## Exercise requirements
Every record must be written out once more, with nothing added or omitted.

## Entries supplied
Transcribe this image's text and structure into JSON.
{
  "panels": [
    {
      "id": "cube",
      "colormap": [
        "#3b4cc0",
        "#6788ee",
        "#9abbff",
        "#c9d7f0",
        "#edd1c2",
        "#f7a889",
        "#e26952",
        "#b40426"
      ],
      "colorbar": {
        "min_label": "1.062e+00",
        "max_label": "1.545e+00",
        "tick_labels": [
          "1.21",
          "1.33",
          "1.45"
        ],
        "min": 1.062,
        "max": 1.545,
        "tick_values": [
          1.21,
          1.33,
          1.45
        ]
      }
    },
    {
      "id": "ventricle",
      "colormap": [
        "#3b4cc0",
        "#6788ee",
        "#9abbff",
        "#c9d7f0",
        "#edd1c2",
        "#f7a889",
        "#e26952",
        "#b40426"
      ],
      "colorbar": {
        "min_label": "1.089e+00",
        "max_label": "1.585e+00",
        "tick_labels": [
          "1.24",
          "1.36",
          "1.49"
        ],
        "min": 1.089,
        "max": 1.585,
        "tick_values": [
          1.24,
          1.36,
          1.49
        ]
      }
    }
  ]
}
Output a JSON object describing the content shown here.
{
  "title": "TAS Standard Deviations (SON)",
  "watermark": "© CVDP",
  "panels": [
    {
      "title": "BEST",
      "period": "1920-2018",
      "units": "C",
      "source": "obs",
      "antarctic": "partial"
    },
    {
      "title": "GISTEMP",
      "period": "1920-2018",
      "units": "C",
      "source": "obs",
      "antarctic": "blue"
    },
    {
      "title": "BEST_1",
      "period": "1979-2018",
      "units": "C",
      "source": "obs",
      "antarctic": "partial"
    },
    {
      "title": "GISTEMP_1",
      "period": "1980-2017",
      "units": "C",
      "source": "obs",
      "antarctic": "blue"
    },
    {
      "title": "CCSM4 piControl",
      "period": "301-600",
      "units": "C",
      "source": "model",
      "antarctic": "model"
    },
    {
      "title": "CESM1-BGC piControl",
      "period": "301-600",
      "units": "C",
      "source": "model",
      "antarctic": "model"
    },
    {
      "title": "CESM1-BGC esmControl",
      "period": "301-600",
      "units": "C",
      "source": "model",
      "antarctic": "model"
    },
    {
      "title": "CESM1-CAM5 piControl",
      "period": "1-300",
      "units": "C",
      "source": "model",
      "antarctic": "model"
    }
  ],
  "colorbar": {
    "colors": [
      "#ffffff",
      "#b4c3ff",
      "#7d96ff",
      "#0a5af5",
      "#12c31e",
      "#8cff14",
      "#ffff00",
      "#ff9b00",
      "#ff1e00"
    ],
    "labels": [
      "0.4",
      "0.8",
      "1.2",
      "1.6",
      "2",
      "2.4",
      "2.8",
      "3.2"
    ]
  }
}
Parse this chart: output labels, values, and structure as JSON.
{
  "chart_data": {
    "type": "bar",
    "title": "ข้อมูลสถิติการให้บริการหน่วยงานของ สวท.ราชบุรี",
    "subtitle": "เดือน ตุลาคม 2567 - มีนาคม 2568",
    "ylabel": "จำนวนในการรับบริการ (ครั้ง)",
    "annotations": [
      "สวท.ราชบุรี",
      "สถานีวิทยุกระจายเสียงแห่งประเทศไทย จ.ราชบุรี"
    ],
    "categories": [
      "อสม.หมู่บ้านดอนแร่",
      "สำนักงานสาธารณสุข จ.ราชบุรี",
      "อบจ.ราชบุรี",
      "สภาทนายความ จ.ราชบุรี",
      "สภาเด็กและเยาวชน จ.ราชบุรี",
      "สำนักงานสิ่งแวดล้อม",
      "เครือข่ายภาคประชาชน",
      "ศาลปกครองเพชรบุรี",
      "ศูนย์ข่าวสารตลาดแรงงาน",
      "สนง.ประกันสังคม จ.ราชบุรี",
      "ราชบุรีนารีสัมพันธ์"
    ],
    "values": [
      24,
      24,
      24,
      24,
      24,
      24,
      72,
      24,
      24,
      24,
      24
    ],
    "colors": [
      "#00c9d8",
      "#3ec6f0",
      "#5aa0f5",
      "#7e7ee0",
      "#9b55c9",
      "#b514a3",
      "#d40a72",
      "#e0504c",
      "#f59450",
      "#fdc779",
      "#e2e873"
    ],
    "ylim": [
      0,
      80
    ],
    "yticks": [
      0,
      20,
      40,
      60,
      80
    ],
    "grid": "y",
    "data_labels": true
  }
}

## Result
Transcribe this image's text and structure into JSON.
{
  "panels": [
    {
      "id": "cube",
      "colormap": [
        "#3b4cc0",
        "#6788ee",
        "#9abbff",
        "#c9d7f0",
        "#edd1c2",
        "#f7a889",
        "#e26952",
        "#b40426"
      ],
      "colorbar": {
        "min_label": "1.062e+00",
        "max_label": "1.545e+00",
        "tick_labels": [
          "1.21",
          "1.33",
          "1.45"
        ],
        "min": 1.062,
        "max": 1.545,
        "tick_values": [
          1.21,
          1.33,
          1.45
        ]
      }
    },
    {
      "id": "ventricle",
      "colormap": [
        "#3b4cc0",
        "#6788ee",
        "#9abbff",
        "#c9d7f0",
        "#edd1c2",
        "#f7a889",
        "#e26952",
        "#b40426"
      ],
      "colorbar": {
        "min_label": "1.089e+00",
        "max_label": "1.585e+00",
        "tick_labels": [
          "1.24",
          "1.36",
          "1.49"
        ],
        "min": 1.089,
        "max": 1.585,
        "tick_values": [
          1.24,
          1.36,
          1.49
        ]
      }
    }
  ]
}
Output a JSON object describing the content shown here.
{
  "title": "TAS Standard Deviations (SON)",
  "watermark": "© CVDP",
  "panels": [
    {
      "title": "BEST",
      "period": "1920-2018",
      "units": "C",
      "source": "obs",
      "antarctic": "partial"
    },
    {
      "title": "GISTEMP",
      "period": "1920-2018",
      "units": "C",
      "source": "obs",
      "antarctic": "blue"
    },
    {
      "title": "BEST_1",
      "period": "1979-2018",
      "units": "C",
      "source": "obs",
      "antarctic": "partial"
    },
    {
      "title": "GISTEMP_1",
      "period": "1980-2017",
      "units": "C",
      "source": "obs",
      "antarctic": "blue"
    },
    {
      "title": "CCSM4 piControl",
      "period": "301-600",
      "units": "C",
      "source": "model",
      "antarctic": "model"
    },
    {
      "title": "CESM1-BGC piControl",
      "period": "301-600",
      "units": "C",
      "source": "model",
      "antarctic": "model"
    },
    {
      "title": "CESM1-BGC esmControl",
      "period": "301-600",
      "units": "C",
      "source": "model",
      "antarctic": "model"
    },
    {
      "title": "CESM1-CAM5 piControl",
      "period": "1-300",
      "units": "C",
      "source": "model",
      "antarctic": "model"
    }
  ],
  "colorbar": {
    "colors": [
      "#ffffff",
      "#b4c3ff",
      "#7d96ff",
      "#0a5af5",
      "#12c31e",
      "#8cff14",
      "#ffff00",
      "#ff9b00",
      "#ff1e00"
    ],
    "labels": [
      "0.4",
      "0.8",
      "1.2",
      "1.6",
      "2",
      "2.4",
      "2.8",
      "3.2"
    ]
  }
}
Parse this chart: output labels, values, and structure as JSON.
{
  "chart_data": {
    "type": "bar",
    "title": "ข้อมูลสถิติการให้บริการหน่วยงานของ สวท.ราชบุรี",
    "subtitle": "เดือน ตุลาคม 2567 - มีนาคม 2568",
    "ylabel": "จำนวนในการรับบริการ (ครั้ง)",
    "annotations": [
      "สวท.ราชบุรี",
      "สถานีวิทยุกระจายเสียงแห่งประเทศไทย จ.ราชบุรี"
    ],
    "categories": [
      "อสม.หมู่บ้านดอนแร่",
      "สำนักงานสาธารณสุข จ.ราชบุรี",
      "อบจ.ราชบุรี",
      "สภาทนายความ จ.ราชบุรี",
      "สภาเด็กและเยาวชน จ.ราชบุรี",
      "สำนักงานสิ่งแวดล้อม",
      "เครือข่ายภาคประชาชน",
      "ศาลปกครองเพชรบุรี",
      "ศูนย์ข่าวสารตลาดแรงงาน",
      "สนง.ประกันสังคม จ.ราชบุรี",
      "ราชบุรีนารีสัมพันธ์"
    ],
    "values": [
      24,
      24,
      24,
      24,
      24,
      24,
      72,
      24,
      24,
      24,
      24
    ],
    "colors": [
      "#00c9d8",
      "#3ec6f0",
      "#5aa0f5",
      "#7e7ee0",
      "#9b55c9",
      "#b514a3",
      "#d40a72",
      "#e0504c",
      "#f59450",
      "#fdc779",
      "#e2e873"
    ],
    "ylim": [
      0,
      80
    ],
    "yticks": [
      0,
      20,
      40,
      60,
      80
    ],
    "grid": "y",
    "data_labels": true
  }
}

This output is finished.